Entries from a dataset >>
--
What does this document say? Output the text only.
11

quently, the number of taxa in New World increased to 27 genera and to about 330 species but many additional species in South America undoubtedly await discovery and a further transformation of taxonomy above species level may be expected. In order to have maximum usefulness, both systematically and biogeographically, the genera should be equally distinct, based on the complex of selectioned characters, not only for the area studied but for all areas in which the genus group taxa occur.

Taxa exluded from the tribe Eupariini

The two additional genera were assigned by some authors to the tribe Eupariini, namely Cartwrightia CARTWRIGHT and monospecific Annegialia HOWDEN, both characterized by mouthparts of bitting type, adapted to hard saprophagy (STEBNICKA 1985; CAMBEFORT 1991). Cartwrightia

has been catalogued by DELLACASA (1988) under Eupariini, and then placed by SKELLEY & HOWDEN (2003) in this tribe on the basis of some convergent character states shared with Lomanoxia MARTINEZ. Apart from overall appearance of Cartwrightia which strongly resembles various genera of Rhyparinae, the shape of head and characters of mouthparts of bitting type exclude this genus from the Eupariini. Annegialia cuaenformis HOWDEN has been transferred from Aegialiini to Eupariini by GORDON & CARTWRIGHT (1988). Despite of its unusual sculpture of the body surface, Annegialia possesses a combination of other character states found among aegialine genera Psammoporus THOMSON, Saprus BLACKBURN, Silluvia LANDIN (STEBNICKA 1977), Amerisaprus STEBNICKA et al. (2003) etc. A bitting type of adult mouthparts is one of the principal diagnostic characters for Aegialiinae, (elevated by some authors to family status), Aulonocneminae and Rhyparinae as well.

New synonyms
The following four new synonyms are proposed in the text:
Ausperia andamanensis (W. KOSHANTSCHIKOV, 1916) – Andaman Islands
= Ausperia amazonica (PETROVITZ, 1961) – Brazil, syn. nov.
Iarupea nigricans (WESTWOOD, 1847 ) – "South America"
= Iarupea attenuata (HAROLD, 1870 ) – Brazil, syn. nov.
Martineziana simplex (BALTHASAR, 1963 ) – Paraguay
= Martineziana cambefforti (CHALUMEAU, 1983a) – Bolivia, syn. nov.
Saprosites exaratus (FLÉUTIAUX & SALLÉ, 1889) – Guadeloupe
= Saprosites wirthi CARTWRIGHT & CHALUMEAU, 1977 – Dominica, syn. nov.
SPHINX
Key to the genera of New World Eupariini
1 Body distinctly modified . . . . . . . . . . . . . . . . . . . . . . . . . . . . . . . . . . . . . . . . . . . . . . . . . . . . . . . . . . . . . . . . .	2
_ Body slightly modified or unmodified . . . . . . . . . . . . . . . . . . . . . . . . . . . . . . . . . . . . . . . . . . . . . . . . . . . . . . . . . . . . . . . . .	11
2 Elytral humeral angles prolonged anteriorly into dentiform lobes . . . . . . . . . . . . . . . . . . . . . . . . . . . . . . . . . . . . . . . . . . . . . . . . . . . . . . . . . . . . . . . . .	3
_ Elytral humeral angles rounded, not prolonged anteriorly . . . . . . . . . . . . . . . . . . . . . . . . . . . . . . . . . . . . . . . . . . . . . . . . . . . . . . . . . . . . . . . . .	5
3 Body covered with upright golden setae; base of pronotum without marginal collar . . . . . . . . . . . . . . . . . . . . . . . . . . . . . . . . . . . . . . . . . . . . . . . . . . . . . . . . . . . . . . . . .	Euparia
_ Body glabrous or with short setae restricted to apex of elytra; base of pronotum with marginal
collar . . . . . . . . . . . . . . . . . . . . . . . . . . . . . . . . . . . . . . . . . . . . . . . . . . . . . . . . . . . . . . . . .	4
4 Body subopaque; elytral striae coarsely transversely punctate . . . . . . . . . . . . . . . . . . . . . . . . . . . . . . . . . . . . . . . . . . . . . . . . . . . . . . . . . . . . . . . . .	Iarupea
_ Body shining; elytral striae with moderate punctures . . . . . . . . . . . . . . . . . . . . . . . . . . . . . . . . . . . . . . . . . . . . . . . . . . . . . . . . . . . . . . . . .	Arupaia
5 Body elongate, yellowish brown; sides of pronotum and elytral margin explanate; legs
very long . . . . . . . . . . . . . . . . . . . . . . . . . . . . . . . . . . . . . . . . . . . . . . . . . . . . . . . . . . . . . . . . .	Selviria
--
GOAL >>
Quote each line of the data above exactly as written.

ANSWER FOR THE TASK >>
What does this document say? Output the text only.
11

quently, the number of taxa in New World increased to 27 genera and to about 330 species but many additional species in South America undoubtedly await discovery and a further transformation of taxonomy above species level may be expected. In order to have maximum usefulness, both systematically and biogeographically, the genera should be equally distinct, based on the complex of selectioned characters, not only for the area studied but for all areas in which the genus group taxa occur.

Taxa exluded from the tribe Eupariini

The two additional genera were assigned by some authors to the tribe Eupariini, namely Cartwrightia CARTWRIGHT and monospecific Annegialia HOWDEN, both characterized by mouthparts of bitting type, adapted to hard saprophagy (STEBNICKA 1985; CAMBEFORT 1991). Cartwrightia

has been catalogued by DELLACASA (1988) under Eupariini, and then placed by SKELLEY & HOWDEN (2003) in this tribe on the basis of some convergent character states shared with Lomanoxia MARTINEZ. Apart from overall appearance of Cartwrightia which strongly resembles various genera of Rhyparinae, the shape of head and characters of mouthparts of bitting type exclude this genus from the Eupariini. Annegialia cuaenformis HOWDEN has been transferred from Aegialiini to Eupariini by GORDON & CARTWRIGHT (1988). Despite of its unusual sculpture of the body surface, Annegialia possesses a combination of other character states found among aegialine genera Psammoporus THOMSON, Saprus BLACKBURN, Silluvia LANDIN (STEBNICKA 1977), Amerisaprus STEBNICKA et al. (2003) etc. A bitting type of adult mouthparts is one of the principal diagnostic characters for Aegialiinae, (elevated by some authors to family status), Aulonocneminae and Rhyparinae as well.

New synonyms
The following four new synonyms are proposed in the text:
Ausperia andamanensis (W. KOSHANTSCHIKOV, 1916) – Andaman Islands
= Ausperia amazonica (PETROVITZ, 1961) – Brazil, syn. nov.
Iarupea nigricans (WESTWOOD, 1847 ) – "South America"
= Iarupea attenuata (HAROLD, 1870 ) – Brazil, syn. nov.
Martineziana simplex (BALTHASAR, 1963 ) – Paraguay
= Martineziana cambefforti (CHALUMEAU, 1983a) – Bolivia, syn. nov.
Saprosites exaratus (FLÉUTIAUX & SALLÉ, 1889) – Guadeloupe
= Saprosites wirthi CARTWRIGHT & CHALUMEAU, 1977 – Dominica, syn. nov.
SPHINX
Key to the genera of New World Eupariini
1 Body distinctly modified . . . . . . . . . . . . . . . . . . . . . . . . . . . . . . . . . . . . . . . . . . . . . . . . . . . . . . . . . . . . . . . . .	2
_ Body slightly modified or unmodified . . . . . . . . . . . . . . . . . . . . . . . . . . . . . . . . . . . . . . . . . . . . . . . . . . . . . . . . . . . . . . . . .	11
2 Elytral humeral angles prolonged anteriorly into dentiform lobes . . . . . . . . . . . . . . . . . . . . . . . . . . . . . . . . . . . . . . . . . . . . . . . . . . . . . . . . . . . . . . . . .	3
_ Elytral humeral angles rounded, not prolonged anteriorly . . . . . . . . . . . . . . . . . . . . . . . . . . . . . . . . . . . . . . . . . . . . . . . . . . . . . . . . . . . . . . . . .	5
3 Body covered with upright golden setae; base of pronotum without marginal collar . . . . . . . . . . . . . . . . . . . . . . . . . . . . . . . . . . . . . . . . . . . . . . . . . . . . . . . . . . . . . . . . .	Euparia
_ Body glabrous or with short setae restricted to apex of elytra; base of pronotum with marginal
collar . . . . . . . . . . . . . . . . . . . . . . . . . . . . . . . . . . . . . . . . . . . . . . . . . . . . . . . . . . . . . . . . .	4
4 Body subopaque; elytral striae coarsely transversely punctate . . . . . . . . . . . . . . . . . . . . . . . . . . . . . . . . . . . . . . . . . . . . . . . . . . . . . . . . . . . . . . . . .	Iarupea
_ Body shining; elytral striae with moderate punctures . . . . . . . . . . . . . . . . . . . . . . . . . . . . . . . . . . . . . . . . . . . . . . . . . . . . . . . . . . . . . . . . .	Arupaia
5 Body elongate, yellowish brown; sides of pronotum and elytral margin explanate; legs
very long . . . . . . . . . . . . . . . . . . . . . . . . . . . . . . . . . . . . . . . . . . . . . . . . . . . . . . . . . . . . . . . . .	Selviria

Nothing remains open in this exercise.